§ TO BE DONE
Reproduce every line in the listing that contains the word "Custom".

(Source records)

---+---

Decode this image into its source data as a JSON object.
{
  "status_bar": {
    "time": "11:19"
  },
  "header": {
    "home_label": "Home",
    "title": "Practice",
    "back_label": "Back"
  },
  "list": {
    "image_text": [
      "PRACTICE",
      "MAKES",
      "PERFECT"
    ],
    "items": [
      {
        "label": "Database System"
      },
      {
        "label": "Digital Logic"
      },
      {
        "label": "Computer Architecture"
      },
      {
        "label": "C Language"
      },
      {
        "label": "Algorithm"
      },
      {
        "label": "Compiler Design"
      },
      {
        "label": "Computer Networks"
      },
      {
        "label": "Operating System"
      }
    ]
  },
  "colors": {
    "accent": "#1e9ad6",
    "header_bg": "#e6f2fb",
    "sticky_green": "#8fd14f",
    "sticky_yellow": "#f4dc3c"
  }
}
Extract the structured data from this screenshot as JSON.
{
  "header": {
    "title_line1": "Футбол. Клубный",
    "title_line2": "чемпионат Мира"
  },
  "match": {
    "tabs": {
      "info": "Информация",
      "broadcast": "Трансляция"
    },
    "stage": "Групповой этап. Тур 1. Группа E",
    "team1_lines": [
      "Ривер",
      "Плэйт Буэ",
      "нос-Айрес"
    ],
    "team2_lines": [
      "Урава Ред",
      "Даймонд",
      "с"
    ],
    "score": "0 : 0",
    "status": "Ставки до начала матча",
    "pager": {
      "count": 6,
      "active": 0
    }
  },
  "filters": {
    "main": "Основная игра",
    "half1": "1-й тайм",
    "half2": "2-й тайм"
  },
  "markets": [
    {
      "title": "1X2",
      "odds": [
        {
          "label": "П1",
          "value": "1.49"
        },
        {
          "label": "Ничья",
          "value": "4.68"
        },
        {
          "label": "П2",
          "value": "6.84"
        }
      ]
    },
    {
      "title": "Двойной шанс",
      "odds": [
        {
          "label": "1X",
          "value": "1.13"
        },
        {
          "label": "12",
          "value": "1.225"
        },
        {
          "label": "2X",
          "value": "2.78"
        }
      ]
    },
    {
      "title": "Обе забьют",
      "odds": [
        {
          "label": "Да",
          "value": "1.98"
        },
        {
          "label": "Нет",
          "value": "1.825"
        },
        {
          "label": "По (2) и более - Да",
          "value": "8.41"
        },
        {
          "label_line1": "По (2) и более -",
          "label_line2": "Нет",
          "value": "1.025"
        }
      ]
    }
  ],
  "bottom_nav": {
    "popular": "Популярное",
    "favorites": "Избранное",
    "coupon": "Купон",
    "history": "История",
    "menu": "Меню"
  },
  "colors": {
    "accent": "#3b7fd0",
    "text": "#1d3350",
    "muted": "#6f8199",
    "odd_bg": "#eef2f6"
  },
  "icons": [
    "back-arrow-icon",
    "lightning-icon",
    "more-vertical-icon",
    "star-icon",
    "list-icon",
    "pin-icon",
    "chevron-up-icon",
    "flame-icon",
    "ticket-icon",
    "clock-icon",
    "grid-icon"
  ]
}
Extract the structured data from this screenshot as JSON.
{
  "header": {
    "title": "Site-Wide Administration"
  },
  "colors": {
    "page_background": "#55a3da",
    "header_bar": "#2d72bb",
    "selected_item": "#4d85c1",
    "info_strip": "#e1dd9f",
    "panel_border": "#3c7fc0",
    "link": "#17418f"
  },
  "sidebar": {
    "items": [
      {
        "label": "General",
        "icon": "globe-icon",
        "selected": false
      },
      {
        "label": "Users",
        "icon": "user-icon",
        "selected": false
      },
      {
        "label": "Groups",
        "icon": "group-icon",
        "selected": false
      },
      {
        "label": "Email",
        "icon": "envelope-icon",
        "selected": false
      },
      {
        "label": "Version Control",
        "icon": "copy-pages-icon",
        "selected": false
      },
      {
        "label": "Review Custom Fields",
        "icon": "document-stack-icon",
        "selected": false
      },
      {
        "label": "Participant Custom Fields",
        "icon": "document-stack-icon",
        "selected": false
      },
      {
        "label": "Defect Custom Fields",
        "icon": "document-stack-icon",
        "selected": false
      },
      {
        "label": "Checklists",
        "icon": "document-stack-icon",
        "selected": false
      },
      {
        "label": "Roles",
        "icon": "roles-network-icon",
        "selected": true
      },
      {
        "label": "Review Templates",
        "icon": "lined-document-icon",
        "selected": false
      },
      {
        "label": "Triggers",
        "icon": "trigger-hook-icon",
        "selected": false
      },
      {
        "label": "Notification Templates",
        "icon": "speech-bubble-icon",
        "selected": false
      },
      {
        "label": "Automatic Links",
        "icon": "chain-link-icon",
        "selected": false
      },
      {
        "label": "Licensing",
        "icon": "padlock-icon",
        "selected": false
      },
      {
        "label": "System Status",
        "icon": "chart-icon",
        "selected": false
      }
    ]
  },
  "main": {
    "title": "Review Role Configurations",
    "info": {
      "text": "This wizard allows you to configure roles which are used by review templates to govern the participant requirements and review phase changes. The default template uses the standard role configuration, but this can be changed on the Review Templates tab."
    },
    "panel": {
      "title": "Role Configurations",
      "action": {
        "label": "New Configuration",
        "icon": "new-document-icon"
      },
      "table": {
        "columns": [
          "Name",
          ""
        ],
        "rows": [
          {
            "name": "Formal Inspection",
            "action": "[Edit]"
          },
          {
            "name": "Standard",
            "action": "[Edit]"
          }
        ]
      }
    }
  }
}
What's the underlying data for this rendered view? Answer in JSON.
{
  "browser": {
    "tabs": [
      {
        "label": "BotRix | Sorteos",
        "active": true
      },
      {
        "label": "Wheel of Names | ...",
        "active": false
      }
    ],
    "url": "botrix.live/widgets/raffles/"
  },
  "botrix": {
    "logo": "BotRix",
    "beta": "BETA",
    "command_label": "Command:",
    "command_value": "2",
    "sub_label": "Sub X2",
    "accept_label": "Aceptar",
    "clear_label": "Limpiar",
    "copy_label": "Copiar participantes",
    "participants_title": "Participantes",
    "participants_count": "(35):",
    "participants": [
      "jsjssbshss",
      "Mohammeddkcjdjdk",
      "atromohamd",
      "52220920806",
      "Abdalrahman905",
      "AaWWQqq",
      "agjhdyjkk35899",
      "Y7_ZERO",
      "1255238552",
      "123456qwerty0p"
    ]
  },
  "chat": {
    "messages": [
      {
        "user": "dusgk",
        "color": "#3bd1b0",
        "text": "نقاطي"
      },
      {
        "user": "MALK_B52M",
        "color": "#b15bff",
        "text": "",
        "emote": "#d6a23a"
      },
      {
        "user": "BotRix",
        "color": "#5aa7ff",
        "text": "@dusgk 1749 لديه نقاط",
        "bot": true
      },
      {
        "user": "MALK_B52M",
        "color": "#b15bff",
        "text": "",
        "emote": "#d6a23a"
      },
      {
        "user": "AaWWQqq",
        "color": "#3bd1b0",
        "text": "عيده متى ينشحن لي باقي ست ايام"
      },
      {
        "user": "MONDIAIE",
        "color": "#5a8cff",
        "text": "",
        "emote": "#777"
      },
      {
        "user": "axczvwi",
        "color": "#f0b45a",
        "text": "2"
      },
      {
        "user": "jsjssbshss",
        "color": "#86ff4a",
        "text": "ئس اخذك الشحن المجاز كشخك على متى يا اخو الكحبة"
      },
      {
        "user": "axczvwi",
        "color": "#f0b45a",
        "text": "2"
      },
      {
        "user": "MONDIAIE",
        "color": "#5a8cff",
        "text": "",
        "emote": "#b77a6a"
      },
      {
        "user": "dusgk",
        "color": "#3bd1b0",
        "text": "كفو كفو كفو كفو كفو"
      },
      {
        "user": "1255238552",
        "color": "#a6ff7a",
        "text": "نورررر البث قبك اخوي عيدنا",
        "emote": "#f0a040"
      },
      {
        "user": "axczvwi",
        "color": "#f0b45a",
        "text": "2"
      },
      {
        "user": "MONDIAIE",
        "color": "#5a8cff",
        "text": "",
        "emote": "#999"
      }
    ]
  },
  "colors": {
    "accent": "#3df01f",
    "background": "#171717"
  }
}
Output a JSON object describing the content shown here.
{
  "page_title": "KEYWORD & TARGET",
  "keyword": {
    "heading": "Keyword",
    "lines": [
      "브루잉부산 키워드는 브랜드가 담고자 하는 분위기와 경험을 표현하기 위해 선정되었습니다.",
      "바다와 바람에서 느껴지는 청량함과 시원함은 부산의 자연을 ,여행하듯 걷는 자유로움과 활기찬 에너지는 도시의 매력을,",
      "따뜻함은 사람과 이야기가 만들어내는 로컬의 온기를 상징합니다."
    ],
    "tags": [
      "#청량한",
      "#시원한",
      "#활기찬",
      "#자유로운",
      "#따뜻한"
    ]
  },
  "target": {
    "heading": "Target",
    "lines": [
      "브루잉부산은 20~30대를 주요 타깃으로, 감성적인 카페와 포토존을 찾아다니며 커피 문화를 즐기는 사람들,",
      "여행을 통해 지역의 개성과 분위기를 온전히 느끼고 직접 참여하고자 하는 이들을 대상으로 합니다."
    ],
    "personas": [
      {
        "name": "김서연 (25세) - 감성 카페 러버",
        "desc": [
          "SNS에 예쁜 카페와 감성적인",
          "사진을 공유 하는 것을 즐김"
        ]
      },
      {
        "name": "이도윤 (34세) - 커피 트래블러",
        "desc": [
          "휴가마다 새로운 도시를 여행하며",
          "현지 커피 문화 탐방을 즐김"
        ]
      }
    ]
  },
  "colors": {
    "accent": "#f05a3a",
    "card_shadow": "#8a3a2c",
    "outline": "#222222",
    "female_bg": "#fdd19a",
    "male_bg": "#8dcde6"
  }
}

---+---

§ FULL OUTPUT
        "label": "Review Custom Fields",
        "label": "Participant Custom Fields",
        "label": "Defect Custom Fields",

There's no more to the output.